### Task to carry out
Locate the lines where "sean" occurs and copy them as they stand.

### The input
----
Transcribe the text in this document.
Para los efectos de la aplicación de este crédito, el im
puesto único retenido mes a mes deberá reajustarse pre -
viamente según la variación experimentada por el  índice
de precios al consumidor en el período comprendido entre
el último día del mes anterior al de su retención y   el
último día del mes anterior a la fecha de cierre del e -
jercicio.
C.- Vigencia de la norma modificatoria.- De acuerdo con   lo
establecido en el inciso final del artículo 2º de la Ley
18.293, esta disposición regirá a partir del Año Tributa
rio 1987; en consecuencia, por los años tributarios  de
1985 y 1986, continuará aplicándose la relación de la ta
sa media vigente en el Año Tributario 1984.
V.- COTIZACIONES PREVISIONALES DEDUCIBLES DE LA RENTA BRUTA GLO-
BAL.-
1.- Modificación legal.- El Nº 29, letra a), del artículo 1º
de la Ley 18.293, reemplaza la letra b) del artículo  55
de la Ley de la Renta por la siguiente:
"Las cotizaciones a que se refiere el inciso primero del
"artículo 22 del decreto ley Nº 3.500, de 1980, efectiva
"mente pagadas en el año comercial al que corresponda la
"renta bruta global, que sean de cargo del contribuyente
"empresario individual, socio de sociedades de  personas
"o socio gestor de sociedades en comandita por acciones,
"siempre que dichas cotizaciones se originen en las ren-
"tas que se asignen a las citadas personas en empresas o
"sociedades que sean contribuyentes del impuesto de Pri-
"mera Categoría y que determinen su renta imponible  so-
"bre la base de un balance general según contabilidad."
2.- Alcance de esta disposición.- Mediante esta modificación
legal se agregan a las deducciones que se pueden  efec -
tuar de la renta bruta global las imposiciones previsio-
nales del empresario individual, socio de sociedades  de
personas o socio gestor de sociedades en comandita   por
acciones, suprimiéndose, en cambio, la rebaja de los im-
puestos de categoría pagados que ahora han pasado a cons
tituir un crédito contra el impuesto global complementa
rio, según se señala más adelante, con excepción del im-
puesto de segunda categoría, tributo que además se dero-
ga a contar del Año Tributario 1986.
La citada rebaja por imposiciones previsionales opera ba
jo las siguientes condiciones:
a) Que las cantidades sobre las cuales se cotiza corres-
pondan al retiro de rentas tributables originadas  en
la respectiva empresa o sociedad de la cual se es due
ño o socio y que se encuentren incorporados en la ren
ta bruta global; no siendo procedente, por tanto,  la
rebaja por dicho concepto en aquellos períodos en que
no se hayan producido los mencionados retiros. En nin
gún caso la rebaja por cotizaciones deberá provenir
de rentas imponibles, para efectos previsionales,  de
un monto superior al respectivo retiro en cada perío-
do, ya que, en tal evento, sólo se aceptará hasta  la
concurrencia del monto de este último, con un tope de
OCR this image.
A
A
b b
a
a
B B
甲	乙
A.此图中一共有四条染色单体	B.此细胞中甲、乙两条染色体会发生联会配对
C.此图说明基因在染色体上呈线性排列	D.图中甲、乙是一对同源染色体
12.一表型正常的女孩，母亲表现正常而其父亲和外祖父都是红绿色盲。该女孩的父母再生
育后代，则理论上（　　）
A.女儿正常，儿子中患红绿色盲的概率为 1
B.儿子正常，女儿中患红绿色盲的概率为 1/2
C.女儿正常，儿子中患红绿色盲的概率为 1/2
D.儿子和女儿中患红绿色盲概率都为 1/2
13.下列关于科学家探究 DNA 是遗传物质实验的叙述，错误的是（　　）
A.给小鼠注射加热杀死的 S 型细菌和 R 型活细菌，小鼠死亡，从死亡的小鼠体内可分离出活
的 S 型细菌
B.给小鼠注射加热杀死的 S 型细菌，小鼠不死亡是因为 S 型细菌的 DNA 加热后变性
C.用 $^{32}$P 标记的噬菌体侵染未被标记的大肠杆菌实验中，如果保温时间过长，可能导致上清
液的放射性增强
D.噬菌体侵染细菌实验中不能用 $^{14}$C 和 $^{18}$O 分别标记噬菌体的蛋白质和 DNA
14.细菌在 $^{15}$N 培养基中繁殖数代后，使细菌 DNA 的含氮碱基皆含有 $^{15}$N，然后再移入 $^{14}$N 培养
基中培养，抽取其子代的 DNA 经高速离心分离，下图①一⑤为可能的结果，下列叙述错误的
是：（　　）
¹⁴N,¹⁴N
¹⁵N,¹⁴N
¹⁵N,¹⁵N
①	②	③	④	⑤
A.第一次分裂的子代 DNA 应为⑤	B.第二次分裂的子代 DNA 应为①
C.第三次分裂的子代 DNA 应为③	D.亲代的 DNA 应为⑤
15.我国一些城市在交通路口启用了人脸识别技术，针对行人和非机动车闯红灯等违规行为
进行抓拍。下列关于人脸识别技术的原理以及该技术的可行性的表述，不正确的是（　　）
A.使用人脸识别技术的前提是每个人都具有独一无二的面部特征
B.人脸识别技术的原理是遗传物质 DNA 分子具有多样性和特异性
----
### Result
"renta bruta global, que sean de cargo del contribuyente
"sociedades que sean contribuyentes del impuesto de Pri-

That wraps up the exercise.